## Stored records
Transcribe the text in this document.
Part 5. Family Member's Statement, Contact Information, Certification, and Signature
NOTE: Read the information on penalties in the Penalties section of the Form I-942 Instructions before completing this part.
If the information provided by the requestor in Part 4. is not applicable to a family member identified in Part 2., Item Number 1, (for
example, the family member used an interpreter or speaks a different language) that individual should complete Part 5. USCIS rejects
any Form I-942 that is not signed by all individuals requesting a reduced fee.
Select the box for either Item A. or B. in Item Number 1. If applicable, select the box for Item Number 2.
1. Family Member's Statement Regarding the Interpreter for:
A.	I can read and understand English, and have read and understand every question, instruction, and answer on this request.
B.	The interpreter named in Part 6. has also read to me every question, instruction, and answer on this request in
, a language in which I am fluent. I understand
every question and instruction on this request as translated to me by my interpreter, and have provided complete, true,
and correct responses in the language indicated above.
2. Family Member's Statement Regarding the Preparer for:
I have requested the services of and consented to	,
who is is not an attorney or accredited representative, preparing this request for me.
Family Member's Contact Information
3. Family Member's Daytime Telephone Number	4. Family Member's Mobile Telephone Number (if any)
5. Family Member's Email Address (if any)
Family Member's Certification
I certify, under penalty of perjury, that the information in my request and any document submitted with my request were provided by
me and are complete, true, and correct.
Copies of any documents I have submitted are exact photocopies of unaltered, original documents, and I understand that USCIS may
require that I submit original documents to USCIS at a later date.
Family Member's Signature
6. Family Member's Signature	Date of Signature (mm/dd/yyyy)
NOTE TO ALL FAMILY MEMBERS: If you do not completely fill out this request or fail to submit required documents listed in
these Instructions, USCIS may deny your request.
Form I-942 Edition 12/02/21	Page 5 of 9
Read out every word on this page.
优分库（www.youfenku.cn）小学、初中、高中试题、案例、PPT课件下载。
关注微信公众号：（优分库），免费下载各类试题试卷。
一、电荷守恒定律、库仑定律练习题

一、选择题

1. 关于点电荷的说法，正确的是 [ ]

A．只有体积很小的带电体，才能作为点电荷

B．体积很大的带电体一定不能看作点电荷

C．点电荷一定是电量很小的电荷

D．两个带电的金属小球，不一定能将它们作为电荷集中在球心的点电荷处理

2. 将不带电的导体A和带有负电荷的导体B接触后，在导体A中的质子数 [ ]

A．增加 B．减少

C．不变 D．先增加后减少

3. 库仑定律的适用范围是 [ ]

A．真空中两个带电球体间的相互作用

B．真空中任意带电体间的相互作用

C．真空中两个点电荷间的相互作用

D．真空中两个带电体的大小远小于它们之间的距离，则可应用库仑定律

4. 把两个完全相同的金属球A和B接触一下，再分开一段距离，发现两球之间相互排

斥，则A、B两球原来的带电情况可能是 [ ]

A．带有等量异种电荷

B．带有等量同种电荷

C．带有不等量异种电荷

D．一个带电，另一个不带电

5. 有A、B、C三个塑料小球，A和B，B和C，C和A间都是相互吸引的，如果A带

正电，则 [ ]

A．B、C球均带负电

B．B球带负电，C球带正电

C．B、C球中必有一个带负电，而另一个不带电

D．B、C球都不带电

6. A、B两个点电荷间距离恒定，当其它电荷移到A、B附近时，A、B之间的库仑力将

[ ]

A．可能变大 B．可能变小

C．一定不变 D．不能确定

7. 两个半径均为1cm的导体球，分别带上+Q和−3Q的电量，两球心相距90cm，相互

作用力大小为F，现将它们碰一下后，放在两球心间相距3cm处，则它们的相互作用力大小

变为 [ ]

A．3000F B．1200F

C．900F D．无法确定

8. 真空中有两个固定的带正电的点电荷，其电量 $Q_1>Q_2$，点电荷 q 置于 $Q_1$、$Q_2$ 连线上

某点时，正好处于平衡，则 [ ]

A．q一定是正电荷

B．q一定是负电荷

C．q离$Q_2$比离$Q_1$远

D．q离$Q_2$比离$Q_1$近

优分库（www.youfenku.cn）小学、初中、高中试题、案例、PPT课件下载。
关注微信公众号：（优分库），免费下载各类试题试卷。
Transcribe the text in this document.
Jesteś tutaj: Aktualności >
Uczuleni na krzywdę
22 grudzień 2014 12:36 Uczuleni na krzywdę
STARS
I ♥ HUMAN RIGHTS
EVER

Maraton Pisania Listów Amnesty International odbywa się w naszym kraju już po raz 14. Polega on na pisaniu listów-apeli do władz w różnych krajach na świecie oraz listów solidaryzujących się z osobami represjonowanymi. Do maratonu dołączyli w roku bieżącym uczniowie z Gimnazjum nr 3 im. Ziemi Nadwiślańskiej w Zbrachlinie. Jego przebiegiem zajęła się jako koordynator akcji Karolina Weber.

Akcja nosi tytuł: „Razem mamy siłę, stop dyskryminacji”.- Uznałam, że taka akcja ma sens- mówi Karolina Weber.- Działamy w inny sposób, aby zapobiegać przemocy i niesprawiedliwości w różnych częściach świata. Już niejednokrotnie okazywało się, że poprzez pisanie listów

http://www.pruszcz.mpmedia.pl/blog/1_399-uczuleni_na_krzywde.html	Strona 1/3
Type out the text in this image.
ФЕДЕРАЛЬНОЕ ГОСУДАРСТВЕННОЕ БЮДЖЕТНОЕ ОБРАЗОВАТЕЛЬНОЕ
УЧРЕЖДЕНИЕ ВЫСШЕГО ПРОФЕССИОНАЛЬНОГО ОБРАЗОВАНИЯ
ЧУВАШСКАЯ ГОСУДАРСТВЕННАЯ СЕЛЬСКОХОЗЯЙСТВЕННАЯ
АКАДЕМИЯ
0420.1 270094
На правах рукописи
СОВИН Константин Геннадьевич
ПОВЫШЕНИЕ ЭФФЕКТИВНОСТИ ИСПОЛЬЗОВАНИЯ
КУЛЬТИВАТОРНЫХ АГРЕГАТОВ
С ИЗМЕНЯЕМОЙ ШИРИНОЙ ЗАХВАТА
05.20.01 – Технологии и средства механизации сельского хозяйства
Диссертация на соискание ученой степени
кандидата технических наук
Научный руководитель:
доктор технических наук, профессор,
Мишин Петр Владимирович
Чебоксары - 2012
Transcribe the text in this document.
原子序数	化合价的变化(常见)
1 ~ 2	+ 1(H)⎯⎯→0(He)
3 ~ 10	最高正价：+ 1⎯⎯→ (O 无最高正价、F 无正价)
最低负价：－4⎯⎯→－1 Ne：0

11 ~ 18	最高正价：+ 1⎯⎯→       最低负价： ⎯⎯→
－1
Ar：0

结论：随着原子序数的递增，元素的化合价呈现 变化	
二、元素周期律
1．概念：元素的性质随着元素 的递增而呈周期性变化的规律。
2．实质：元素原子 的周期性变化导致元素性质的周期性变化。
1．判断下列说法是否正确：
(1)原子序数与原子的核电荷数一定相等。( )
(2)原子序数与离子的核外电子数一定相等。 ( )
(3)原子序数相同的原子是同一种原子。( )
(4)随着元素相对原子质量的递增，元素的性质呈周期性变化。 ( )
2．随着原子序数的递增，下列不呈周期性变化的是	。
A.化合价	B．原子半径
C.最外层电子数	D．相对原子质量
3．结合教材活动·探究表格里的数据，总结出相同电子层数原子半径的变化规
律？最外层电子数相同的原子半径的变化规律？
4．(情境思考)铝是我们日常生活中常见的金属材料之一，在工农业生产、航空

## To do
In the lines above, find each one with "documents" and list it.

## Exercise answer
Copies of any documents I have submitted are exact photocopies of unaltered, original documents, and I understand that USCIS may
require that I submit original documents to USCIS at a later date.
NOTE TO ALL FAMILY MEMBERS: If you do not completely fill out this request or fail to submit required documents listed in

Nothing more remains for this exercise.